§ Task statement: Return the whole listing exactly as it stands.
'''
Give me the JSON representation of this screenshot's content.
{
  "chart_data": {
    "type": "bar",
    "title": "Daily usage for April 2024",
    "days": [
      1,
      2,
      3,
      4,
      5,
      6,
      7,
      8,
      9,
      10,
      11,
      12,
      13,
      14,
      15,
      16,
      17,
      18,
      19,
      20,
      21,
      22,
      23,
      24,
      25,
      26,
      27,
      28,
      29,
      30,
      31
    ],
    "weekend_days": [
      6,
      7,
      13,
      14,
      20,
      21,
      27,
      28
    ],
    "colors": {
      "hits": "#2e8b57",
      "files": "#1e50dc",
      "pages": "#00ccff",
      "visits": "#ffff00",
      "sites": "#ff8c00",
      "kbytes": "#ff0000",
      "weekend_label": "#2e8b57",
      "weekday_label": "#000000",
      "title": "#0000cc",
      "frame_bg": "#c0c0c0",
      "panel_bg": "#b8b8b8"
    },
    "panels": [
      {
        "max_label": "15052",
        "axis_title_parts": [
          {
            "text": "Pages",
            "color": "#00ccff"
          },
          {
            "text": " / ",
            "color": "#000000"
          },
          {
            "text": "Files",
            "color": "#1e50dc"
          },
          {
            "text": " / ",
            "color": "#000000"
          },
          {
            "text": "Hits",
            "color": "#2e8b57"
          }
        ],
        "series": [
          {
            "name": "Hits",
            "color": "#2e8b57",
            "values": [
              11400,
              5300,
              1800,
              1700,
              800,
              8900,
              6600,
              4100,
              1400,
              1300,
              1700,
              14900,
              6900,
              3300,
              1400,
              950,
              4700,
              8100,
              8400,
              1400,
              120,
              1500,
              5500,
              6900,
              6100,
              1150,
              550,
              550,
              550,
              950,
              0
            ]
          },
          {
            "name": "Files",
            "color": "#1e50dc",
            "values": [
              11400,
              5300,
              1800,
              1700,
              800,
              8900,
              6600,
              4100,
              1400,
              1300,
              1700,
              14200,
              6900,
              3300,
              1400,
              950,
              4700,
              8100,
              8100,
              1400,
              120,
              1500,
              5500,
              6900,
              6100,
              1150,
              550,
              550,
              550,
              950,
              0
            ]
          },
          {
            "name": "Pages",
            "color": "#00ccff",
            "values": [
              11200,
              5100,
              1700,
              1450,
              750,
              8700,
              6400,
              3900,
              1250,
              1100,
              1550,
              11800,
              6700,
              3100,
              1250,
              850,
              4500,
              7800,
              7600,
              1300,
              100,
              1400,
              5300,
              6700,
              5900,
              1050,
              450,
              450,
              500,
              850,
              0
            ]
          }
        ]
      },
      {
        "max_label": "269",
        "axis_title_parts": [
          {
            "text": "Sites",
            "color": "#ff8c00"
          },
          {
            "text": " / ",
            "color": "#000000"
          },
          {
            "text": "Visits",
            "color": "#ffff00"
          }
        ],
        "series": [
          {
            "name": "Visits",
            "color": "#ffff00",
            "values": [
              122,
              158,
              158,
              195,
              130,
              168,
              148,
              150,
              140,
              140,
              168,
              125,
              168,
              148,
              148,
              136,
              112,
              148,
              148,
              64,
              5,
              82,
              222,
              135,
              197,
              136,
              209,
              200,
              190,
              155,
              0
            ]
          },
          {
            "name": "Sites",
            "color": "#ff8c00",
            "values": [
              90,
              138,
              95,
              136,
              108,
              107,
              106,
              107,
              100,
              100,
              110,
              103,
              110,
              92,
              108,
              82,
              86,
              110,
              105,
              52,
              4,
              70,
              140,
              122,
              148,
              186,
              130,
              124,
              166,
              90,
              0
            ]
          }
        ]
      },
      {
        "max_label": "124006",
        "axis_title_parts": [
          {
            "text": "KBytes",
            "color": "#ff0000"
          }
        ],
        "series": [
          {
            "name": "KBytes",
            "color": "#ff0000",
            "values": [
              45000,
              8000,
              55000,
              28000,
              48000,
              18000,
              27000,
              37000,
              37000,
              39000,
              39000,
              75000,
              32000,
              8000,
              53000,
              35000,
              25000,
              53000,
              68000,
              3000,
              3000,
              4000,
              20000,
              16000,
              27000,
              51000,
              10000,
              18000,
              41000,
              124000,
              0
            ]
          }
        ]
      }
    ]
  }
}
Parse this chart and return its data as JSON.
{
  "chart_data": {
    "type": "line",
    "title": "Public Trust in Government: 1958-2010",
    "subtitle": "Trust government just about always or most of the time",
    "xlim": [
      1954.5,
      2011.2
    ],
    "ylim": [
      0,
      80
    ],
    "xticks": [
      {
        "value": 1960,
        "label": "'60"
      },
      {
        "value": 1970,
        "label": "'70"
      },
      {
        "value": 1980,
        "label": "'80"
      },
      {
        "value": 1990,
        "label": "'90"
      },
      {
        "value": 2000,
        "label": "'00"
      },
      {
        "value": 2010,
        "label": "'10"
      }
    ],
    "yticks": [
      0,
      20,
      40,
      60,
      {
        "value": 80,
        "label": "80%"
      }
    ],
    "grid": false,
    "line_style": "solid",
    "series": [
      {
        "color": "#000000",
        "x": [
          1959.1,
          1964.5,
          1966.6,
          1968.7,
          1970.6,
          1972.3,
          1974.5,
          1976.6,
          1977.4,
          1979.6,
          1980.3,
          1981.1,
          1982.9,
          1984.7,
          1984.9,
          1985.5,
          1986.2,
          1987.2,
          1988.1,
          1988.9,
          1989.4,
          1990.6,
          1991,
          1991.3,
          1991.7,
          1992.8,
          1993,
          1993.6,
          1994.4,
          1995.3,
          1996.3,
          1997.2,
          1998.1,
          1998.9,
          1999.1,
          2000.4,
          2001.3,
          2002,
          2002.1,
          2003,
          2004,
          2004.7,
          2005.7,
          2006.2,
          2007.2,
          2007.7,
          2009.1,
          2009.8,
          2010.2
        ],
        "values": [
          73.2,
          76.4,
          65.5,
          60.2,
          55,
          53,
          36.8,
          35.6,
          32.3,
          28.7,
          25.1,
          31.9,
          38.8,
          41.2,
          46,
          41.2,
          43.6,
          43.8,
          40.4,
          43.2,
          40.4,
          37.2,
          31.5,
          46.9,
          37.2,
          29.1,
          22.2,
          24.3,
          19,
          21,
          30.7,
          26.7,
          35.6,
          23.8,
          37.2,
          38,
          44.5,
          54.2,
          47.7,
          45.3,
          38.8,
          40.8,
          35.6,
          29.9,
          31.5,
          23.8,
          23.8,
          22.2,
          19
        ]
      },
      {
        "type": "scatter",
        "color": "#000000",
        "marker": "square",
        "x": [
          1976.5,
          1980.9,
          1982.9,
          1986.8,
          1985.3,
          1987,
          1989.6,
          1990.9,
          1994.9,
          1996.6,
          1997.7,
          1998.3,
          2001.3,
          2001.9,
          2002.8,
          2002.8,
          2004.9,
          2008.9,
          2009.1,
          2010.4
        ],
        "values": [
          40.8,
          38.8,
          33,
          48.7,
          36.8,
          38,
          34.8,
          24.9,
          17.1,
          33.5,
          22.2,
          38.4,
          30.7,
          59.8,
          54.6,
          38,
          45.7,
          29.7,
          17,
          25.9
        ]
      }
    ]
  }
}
'''
§ Answer to this task:
Give me the JSON representation of this screenshot's content.
{
  "chart_data": {
    "type": "bar",
    "title": "Daily usage for April 2024",
    "days": [
      1,
      2,
      3,
      4,
      5,
      6,
      7,
      8,
      9,
      10,
      11,
      12,
      13,
      14,
      15,
      16,
      17,
      18,
      19,
      20,
      21,
      22,
      23,
      24,
      25,
      26,
      27,
      28,
      29,
      30,
      31
    ],
    "weekend_days": [
      6,
      7,
      13,
      14,
      20,
      21,
      27,
      28
    ],
    "colors": {
      "hits": "#2e8b57",
      "files": "#1e50dc",
      "pages": "#00ccff",
      "visits": "#ffff00",
      "sites": "#ff8c00",
      "kbytes": "#ff0000",
      "weekend_label": "#2e8b57",
      "weekday_label": "#000000",
      "title": "#0000cc",
      "frame_bg": "#c0c0c0",
      "panel_bg": "#b8b8b8"
    },
    "panels": [
      {
        "max_label": "15052",
        "axis_title_parts": [
          {
            "text": "Pages",
            "color": "#00ccff"
          },
          {
            "text": " / ",
            "color": "#000000"
          },
          {
            "text": "Files",
            "color": "#1e50dc"
          },
          {
            "text": " / ",
            "color": "#000000"
          },
          {
            "text": "Hits",
            "color": "#2e8b57"
          }
        ],
        "series": [
          {
            "name": "Hits",
            "color": "#2e8b57",
            "values": [
              11400,
              5300,
              1800,
              1700,
              800,
              8900,
              6600,
              4100,
              1400,
              1300,
              1700,
              14900,
              6900,
              3300,
              1400,
              950,
              4700,
              8100,
              8400,
              1400,
              120,
              1500,
              5500,
              6900,
              6100,
              1150,
              550,
              550,
              550,
              950,
              0
            ]
          },
          {
            "name": "Files",
            "color": "#1e50dc",
            "values": [
              11400,
              5300,
              1800,
              1700,
              800,
              8900,
              6600,
              4100,
              1400,
              1300,
              1700,
              14200,
              6900,
              3300,
              1400,
              950,
              4700,
              8100,
              8100,
              1400,
              120,
              1500,
              5500,
              6900,
              6100,
              1150,
              550,
              550,
              550,
              950,
              0
            ]
          },
          {
            "name": "Pages",
            "color": "#00ccff",
            "values": [
              11200,
              5100,
              1700,
              1450,
              750,
              8700,
              6400,
              3900,
              1250,
              1100,
              1550,
              11800,
              6700,
              3100,
              1250,
              850,
              4500,
              7800,
              7600,
              1300,
              100,
              1400,
              5300,
              6700,
              5900,
              1050,
              450,
              450,
              500,
              850,
              0
            ]
          }
        ]
      },
      {
        "max_label": "269",
        "axis_title_parts": [
          {
            "text": "Sites",
            "color": "#ff8c00"
          },
          {
            "text": " / ",
            "color": "#000000"
          },
          {
            "text": "Visits",
            "color": "#ffff00"
          }
        ],
        "series": [
          {
            "name": "Visits",
            "color": "#ffff00",
            "values": [
              122,
              158,
              158,
              195,
              130,
              168,
              148,
              150,
              140,
              140,
              168,
              125,
              168,
              148,
              148,
              136,
              112,
              148,
              148,
              64,
              5,
              82,
              222,
              135,
              197,
              136,
              209,
              200,
              190,
              155,
              0
            ]
          },
          {
            "name": "Sites",
            "color": "#ff8c00",
            "values": [
              90,
              138,
              95,
              136,
              108,
              107,
              106,
              107,
              100,
              100,
              110,
              103,
              110,
              92,
              108,
              82,
              86,
              110,
              105,
              52,
              4,
              70,
              140,
              122,
              148,
              186,
              130,
              124,
              166,
              90,
              0
            ]
          }
        ]
      },
      {
        "max_label": "124006",
        "axis_title_parts": [
          {
            "text": "KBytes",
            "color": "#ff0000"
          }
        ],
        "series": [
          {
            "name": "KBytes",
            "color": "#ff0000",
            "values": [
              45000,
              8000,
              55000,
              28000,
              48000,
              18000,
              27000,
              37000,
              37000,
              39000,
              39000,
              75000,
              32000,
              8000,
              53000,
              35000,
              25000,
              53000,
              68000,
              3000,
              3000,
              4000,
              20000,
              16000,
              27000,
              51000,
              10000,
              18000,
              41000,
              124000,
              0
            ]
          }
        ]
      }
    ]
  }
}
Parse this chart and return its data as JSON.
{
  "chart_data": {
    "type": "line",
    "title": "Public Trust in Government: 1958-2010",
    "subtitle": "Trust government just about always or most of the time",
    "xlim": [
      1954.5,
      2011.2
    ],
    "ylim": [
      0,
      80
    ],
    "xticks": [
      {
        "value": 1960,
        "label": "'60"
      },
      {
        "value": 1970,
        "label": "'70"
      },
      {
        "value": 1980,
        "label": "'80"
      },
      {
        "value": 1990,
        "label": "'90"
      },
      {
        "value": 2000,
        "label": "'00"
      },
      {
        "value": 2010,
        "label": "'10"
      }
    ],
    "yticks": [
      0,
      20,
      40,
      60,
      {
        "value": 80,
        "label": "80%"
      }
    ],
    "grid": false,
    "line_style": "solid",
    "series": [
      {
        "color": "#000000",
        "x": [
          1959.1,
          1964.5,
          1966.6,
          1968.7,
          1970.6,
          1972.3,
          1974.5,
          1976.6,
          1977.4,
          1979.6,
          1980.3,
          1981.1,
          1982.9,
          1984.7,
          1984.9,
          1985.5,
          1986.2,
          1987.2,
          1988.1,
          1988.9,
          1989.4,
          1990.6,
          1991,
          1991.3,
          1991.7,
          1992.8,
          1993,
          1993.6,
          1994.4,
          1995.3,
          1996.3,
          1997.2,
          1998.1,
          1998.9,
          1999.1,
          2000.4,
          2001.3,
          2002,
          2002.1,
          2003,
          2004,
          2004.7,
          2005.7,
          2006.2,
          2007.2,
          2007.7,
          2009.1,
          2009.8,
          2010.2
        ],
        "values": [
          73.2,
          76.4,
          65.5,
          60.2,
          55,
          53,
          36.8,
          35.6,
          32.3,
          28.7,
          25.1,
          31.9,
          38.8,
          41.2,
          46,
          41.2,
          43.6,
          43.8,
          40.4,
          43.2,
          40.4,
          37.2,
          31.5,
          46.9,
          37.2,
          29.1,
          22.2,
          24.3,
          19,
          21,
          30.7,
          26.7,
          35.6,
          23.8,
          37.2,
          38,
          44.5,
          54.2,
          47.7,
          45.3,
          38.8,
          40.8,
          35.6,
          29.9,
          31.5,
          23.8,
          23.8,
          22.2,
          19
        ]
      },
      {
        "type": "scatter",
        "color": "#000000",
        "marker": "square",
        "x": [
          1976.5,
          1980.9,
          1982.9,
          1986.8,
          1985.3,
          1987,
          1989.6,
          1990.9,
          1994.9,
          1996.6,
          1997.7,
          1998.3,
          2001.3,
          2001.9,
          2002.8,
          2002.8,
          2004.9,
          2008.9,
          2009.1,
          2010.4
        ],
        "values": [
          40.8,
          38.8,
          33,
          48.7,
          36.8,
          38,
          34.8,
          24.9,
          17.1,
          33.5,
          22.2,
          38.4,
          30.7,
          59.8,
          54.6,
          38,
          45.7,
          29.7,
          17,
          25.9
        ]
      }
    ]
  }
}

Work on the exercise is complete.